WRITTEN INSTRUCTION » Copy the material that follows word for word and omit its pictures.

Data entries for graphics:
****************************************
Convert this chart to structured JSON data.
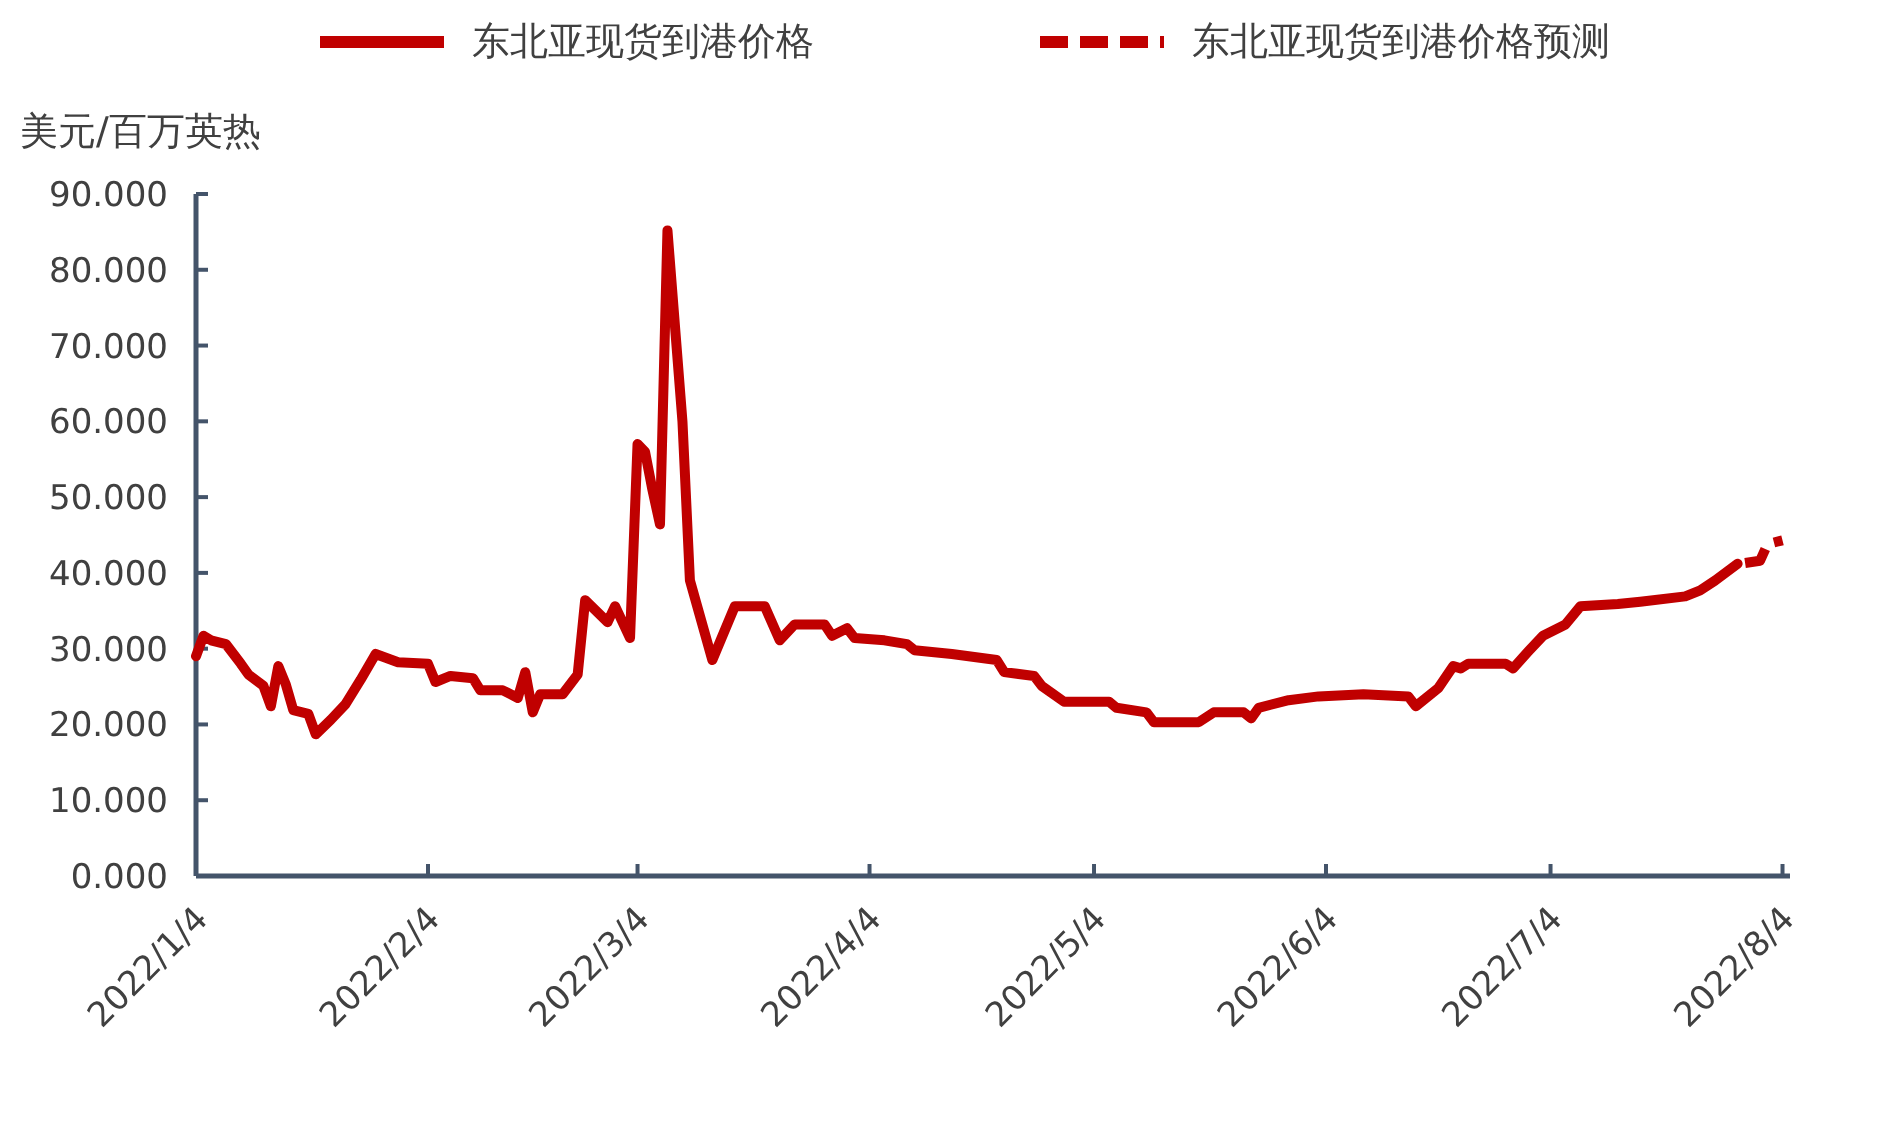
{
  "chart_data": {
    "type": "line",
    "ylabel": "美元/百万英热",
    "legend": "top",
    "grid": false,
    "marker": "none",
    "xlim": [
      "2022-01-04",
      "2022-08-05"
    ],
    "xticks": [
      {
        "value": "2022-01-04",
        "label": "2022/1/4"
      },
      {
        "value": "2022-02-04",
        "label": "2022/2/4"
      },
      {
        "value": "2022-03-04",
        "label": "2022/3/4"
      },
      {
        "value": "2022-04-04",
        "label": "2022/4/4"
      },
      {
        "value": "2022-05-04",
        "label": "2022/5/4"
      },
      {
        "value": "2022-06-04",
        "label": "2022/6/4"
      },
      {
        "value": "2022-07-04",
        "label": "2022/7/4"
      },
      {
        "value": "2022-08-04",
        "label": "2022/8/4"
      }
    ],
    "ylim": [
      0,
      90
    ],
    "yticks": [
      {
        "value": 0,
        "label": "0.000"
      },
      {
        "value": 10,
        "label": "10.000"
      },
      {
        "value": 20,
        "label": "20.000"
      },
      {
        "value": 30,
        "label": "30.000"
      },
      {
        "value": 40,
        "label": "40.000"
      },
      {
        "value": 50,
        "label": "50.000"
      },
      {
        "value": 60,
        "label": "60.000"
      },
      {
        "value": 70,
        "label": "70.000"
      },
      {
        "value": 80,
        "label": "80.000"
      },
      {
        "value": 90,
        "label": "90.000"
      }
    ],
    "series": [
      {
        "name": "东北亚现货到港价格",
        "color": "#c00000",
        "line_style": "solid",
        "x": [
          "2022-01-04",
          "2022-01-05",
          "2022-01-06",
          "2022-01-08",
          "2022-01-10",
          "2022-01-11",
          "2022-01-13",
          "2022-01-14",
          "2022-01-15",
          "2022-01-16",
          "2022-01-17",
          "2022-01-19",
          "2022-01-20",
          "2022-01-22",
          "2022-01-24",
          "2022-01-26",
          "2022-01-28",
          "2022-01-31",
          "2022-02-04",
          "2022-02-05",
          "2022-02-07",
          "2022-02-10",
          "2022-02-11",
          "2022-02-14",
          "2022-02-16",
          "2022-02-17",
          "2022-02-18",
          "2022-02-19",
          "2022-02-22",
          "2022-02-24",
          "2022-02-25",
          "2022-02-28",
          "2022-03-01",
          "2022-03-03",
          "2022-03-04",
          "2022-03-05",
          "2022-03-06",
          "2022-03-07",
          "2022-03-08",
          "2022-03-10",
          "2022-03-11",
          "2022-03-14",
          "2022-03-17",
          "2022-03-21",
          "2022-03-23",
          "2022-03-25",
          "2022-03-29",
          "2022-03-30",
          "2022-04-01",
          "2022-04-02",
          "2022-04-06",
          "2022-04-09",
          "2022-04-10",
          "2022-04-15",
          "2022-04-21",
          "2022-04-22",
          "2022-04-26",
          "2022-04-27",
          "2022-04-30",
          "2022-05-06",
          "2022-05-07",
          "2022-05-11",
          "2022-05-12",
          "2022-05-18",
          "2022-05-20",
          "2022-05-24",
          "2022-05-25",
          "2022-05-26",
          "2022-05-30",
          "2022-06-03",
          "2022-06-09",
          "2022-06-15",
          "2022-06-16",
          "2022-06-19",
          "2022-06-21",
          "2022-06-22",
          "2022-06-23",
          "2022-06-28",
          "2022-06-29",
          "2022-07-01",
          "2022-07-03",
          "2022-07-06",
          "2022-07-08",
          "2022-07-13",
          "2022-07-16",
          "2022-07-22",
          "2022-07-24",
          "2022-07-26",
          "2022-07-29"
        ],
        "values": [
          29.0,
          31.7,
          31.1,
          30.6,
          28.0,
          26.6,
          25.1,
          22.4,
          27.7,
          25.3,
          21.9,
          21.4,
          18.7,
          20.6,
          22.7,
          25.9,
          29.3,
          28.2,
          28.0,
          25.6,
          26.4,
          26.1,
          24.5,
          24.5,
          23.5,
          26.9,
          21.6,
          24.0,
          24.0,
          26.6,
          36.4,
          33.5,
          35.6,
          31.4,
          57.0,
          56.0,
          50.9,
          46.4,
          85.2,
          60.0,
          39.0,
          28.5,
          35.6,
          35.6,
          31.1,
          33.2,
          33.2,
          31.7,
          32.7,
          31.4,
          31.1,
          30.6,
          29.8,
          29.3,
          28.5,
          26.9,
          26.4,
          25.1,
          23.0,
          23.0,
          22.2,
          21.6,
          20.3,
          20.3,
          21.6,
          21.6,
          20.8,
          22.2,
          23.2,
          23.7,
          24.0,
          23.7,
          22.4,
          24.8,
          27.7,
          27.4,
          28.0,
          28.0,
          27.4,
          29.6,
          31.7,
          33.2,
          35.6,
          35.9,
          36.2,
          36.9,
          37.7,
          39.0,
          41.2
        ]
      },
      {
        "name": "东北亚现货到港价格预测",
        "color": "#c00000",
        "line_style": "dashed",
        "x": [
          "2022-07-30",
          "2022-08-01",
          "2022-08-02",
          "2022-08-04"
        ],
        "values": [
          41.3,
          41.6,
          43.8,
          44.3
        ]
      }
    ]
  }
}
****************************************
FULL ANSWER »
Convert this chart to structured JSON data.
{
  "chart_data": {
    "type": "line",
    "ylabel": "美元/百万英热",
    "legend": "top",
    "grid": false,
    "marker": "none",
    "xlim": [
      "2022-01-04",
      "2022-08-05"
    ],
    "xticks": [
      {
        "value": "2022-01-04",
        "label": "2022/1/4"
      },
      {
        "value": "2022-02-04",
        "label": "2022/2/4"
      },
      {
        "value": "2022-03-04",
        "label": "2022/3/4"
      },
      {
        "value": "2022-04-04",
        "label": "2022/4/4"
      },
      {
        "value": "2022-05-04",
        "label": "2022/5/4"
      },
      {
        "value": "2022-06-04",
        "label": "2022/6/4"
      },
      {
        "value": "2022-07-04",
        "label": "2022/7/4"
      },
      {
        "value": "2022-08-04",
        "label": "2022/8/4"
      }
    ],
    "ylim": [
      0,
      90
    ],
    "yticks": [
      {
        "value": 0,
        "label": "0.000"
      },
      {
        "value": 10,
        "label": "10.000"
      },
      {
        "value": 20,
        "label": "20.000"
      },
      {
        "value": 30,
        "label": "30.000"
      },
      {
        "value": 40,
        "label": "40.000"
      },
      {
        "value": 50,
        "label": "50.000"
      },
      {
        "value": 60,
        "label": "60.000"
      },
      {
        "value": 70,
        "label": "70.000"
      },
      {
        "value": 80,
        "label": "80.000"
      },
      {
        "value": 90,
        "label": "90.000"
      }
    ],
    "series": [
      {
        "name": "东北亚现货到港价格",
        "color": "#c00000",
        "line_style": "solid",
        "x": [
          "2022-01-04",
          "2022-01-05",
          "2022-01-06",
          "2022-01-08",
          "2022-01-10",
          "2022-01-11",
          "2022-01-13",
          "2022-01-14",
          "2022-01-15",
          "2022-01-16",
          "2022-01-17",
          "2022-01-19",
          "2022-01-20",
          "2022-01-22",
          "2022-01-24",
          "2022-01-26",
          "2022-01-28",
          "2022-01-31",
          "2022-02-04",
          "2022-02-05",
          "2022-02-07",
          "2022-02-10",
          "2022-02-11",
          "2022-02-14",
          "2022-02-16",
          "2022-02-17",
          "2022-02-18",
          "2022-02-19",
          "2022-02-22",
          "2022-02-24",
          "2022-02-25",
          "2022-02-28",
          "2022-03-01",
          "2022-03-03",
          "2022-03-04",
          "2022-03-05",
          "2022-03-06",
          "2022-03-07",
          "2022-03-08",
          "2022-03-10",
          "2022-03-11",
          "2022-03-14",
          "2022-03-17",
          "2022-03-21",
          "2022-03-23",
          "2022-03-25",
          "2022-03-29",
          "2022-03-30",
          "2022-04-01",
          "2022-04-02",
          "2022-04-06",
          "2022-04-09",
          "2022-04-10",
          "2022-04-15",
          "2022-04-21",
          "2022-04-22",
          "2022-04-26",
          "2022-04-27",
          "2022-04-30",
          "2022-05-06",
          "2022-05-07",
          "2022-05-11",
          "2022-05-12",
          "2022-05-18",
          "2022-05-20",
          "2022-05-24",
          "2022-05-25",
          "2022-05-26",
          "2022-05-30",
          "2022-06-03",
          "2022-06-09",
          "2022-06-15",
          "2022-06-16",
          "2022-06-19",
          "2022-06-21",
          "2022-06-22",
          "2022-06-23",
          "2022-06-28",
          "2022-06-29",
          "2022-07-01",
          "2022-07-03",
          "2022-07-06",
          "2022-07-08",
          "2022-07-13",
          "2022-07-16",
          "2022-07-22",
          "2022-07-24",
          "2022-07-26",
          "2022-07-29"
        ],
        "values": [
          29.0,
          31.7,
          31.1,
          30.6,
          28.0,
          26.6,
          25.1,
          22.4,
          27.7,
          25.3,
          21.9,
          21.4,
          18.7,
          20.6,
          22.7,
          25.9,
          29.3,
          28.2,
          28.0,
          25.6,
          26.4,
          26.1,
          24.5,
          24.5,
          23.5,
          26.9,
          21.6,
          24.0,
          24.0,
          26.6,
          36.4,
          33.5,
          35.6,
          31.4,
          57.0,
          56.0,
          50.9,
          46.4,
          85.2,
          60.0,
          39.0,
          28.5,
          35.6,
          35.6,
          31.1,
          33.2,
          33.2,
          31.7,
          32.7,
          31.4,
          31.1,
          30.6,
          29.8,
          29.3,
          28.5,
          26.9,
          26.4,
          25.1,
          23.0,
          23.0,
          22.2,
          21.6,
          20.3,
          20.3,
          21.6,
          21.6,
          20.8,
          22.2,
          23.2,
          23.7,
          24.0,
          23.7,
          22.4,
          24.8,
          27.7,
          27.4,
          28.0,
          28.0,
          27.4,
          29.6,
          31.7,
          33.2,
          35.6,
          35.9,
          36.2,
          36.9,
          37.7,
          39.0,
          41.2
        ]
      },
      {
        "name": "东北亚现货到港价格预测",
        "color": "#c00000",
        "line_style": "dashed",
        "x": [
          "2022-07-30",
          "2022-08-01",
          "2022-08-02",
          "2022-08-04"
        ],
        "values": [
          41.3,
          41.6,
          43.8,
          44.3
        ]
      }
    ]
  }
}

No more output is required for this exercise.